● PROBLEM DETAILS:
From the records below, copy every line that contains the word "American".

####################

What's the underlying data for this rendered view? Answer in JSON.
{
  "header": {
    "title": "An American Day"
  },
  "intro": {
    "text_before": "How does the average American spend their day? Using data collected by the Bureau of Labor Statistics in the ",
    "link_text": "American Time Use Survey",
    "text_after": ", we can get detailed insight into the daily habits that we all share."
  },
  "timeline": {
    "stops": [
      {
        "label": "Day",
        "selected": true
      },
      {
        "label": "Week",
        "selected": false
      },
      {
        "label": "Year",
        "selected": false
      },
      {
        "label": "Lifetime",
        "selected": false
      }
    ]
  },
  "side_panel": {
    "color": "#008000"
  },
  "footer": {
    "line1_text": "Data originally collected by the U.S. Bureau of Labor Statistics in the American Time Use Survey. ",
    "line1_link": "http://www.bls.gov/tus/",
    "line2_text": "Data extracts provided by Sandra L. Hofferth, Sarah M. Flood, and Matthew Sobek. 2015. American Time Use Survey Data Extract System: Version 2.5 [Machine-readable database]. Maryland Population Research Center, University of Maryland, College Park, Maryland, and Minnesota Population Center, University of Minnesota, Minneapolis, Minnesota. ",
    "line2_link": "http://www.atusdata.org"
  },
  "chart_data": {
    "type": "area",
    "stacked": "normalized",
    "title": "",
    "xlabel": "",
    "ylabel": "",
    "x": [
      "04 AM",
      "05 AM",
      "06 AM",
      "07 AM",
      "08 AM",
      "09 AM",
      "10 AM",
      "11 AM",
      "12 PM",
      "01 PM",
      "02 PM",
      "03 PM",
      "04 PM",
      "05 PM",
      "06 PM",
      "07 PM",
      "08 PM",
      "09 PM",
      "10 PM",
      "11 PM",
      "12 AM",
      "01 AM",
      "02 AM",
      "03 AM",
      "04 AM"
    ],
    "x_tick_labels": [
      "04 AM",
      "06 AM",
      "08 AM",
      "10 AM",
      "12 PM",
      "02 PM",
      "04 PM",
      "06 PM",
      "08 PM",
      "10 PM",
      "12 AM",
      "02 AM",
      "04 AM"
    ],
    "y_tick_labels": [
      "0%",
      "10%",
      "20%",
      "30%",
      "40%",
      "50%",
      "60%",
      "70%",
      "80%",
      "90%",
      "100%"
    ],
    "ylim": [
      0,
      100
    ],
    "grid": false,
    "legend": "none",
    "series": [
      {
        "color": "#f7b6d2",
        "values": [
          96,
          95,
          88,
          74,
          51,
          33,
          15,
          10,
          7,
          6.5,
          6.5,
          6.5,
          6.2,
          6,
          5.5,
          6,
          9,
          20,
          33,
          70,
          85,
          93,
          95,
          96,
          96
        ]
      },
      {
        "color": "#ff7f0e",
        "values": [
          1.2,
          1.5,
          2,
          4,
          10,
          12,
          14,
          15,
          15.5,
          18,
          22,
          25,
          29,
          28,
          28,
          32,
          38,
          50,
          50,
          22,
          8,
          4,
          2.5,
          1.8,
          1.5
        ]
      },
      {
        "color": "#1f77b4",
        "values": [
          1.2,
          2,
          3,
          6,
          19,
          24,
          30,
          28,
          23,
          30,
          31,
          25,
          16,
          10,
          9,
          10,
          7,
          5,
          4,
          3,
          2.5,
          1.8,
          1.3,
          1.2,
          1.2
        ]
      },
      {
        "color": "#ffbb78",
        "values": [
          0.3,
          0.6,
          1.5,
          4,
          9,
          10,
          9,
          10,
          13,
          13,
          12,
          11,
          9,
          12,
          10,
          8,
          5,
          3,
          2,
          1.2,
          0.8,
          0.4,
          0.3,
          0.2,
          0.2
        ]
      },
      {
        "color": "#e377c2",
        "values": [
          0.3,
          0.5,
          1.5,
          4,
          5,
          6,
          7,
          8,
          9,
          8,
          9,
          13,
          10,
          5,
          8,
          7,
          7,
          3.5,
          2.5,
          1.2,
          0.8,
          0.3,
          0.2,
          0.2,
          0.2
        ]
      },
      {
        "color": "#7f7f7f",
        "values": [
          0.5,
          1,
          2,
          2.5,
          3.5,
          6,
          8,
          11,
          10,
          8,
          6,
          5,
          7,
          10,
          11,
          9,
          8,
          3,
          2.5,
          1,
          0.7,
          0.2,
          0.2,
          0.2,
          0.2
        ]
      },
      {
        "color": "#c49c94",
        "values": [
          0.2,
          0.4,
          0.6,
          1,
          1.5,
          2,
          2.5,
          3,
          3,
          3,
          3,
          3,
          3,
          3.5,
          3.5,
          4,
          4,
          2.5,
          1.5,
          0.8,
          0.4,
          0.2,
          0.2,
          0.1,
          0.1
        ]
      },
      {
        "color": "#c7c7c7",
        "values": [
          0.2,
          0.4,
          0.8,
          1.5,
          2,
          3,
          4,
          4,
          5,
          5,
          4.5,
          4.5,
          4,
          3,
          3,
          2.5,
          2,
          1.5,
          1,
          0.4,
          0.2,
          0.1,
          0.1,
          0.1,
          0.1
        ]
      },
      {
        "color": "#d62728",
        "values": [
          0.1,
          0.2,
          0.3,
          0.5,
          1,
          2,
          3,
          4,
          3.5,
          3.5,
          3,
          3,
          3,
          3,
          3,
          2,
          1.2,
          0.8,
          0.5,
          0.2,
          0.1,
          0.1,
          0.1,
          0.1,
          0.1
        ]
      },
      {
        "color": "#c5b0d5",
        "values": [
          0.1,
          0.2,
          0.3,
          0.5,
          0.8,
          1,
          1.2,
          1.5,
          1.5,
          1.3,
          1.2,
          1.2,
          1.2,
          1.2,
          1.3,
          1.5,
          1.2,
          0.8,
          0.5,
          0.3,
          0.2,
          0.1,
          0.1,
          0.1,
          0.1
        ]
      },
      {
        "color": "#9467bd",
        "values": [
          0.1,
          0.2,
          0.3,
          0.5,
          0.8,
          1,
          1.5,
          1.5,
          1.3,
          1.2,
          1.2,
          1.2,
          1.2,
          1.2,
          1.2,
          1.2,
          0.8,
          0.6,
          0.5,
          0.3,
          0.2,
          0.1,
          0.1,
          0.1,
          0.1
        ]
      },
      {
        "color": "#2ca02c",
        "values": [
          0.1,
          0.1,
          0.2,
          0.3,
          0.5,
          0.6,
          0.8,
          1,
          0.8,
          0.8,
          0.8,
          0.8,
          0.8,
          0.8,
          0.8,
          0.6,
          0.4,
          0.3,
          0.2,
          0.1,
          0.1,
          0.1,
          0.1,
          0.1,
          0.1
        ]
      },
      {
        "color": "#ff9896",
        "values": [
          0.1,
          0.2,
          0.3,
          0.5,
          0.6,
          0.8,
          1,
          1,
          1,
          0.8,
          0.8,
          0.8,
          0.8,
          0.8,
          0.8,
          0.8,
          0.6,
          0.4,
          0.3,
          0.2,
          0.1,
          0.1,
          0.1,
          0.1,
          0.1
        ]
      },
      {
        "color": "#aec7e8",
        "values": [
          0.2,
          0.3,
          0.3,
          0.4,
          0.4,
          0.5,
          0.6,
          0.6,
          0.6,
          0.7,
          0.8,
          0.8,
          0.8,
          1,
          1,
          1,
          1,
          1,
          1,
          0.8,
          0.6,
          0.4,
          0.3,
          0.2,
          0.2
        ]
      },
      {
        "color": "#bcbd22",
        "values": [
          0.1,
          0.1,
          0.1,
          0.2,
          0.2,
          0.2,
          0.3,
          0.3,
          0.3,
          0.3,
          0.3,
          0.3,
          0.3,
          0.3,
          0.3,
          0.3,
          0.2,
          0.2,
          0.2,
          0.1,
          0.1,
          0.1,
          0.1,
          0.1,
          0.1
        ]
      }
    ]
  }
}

####################

● SOLVED PROBLEM:
    "title": "An American Day"
    "text_before": "How does the average American spend their day? Using data collected by the Bureau of Labor Statistics in the ",
    "link_text": "American Time Use Survey",
    "line1_text": "Data originally collected by the U.S. Bureau of Labor Statistics in the American Time Use Survey. ",
    "line2_text": "Data extracts provided by Sandra L. Hofferth, Sarah M. Flood, and Matthew Sobek. 2015. American Time Use Survey Data Extract System: Version 2.5 [Machine-readable database]. Maryland Population Research Center, University of Maryland, College Park, Maryland, and Minnesota Population Center, University of Minnesota, Minneapolis, Minnesota. ",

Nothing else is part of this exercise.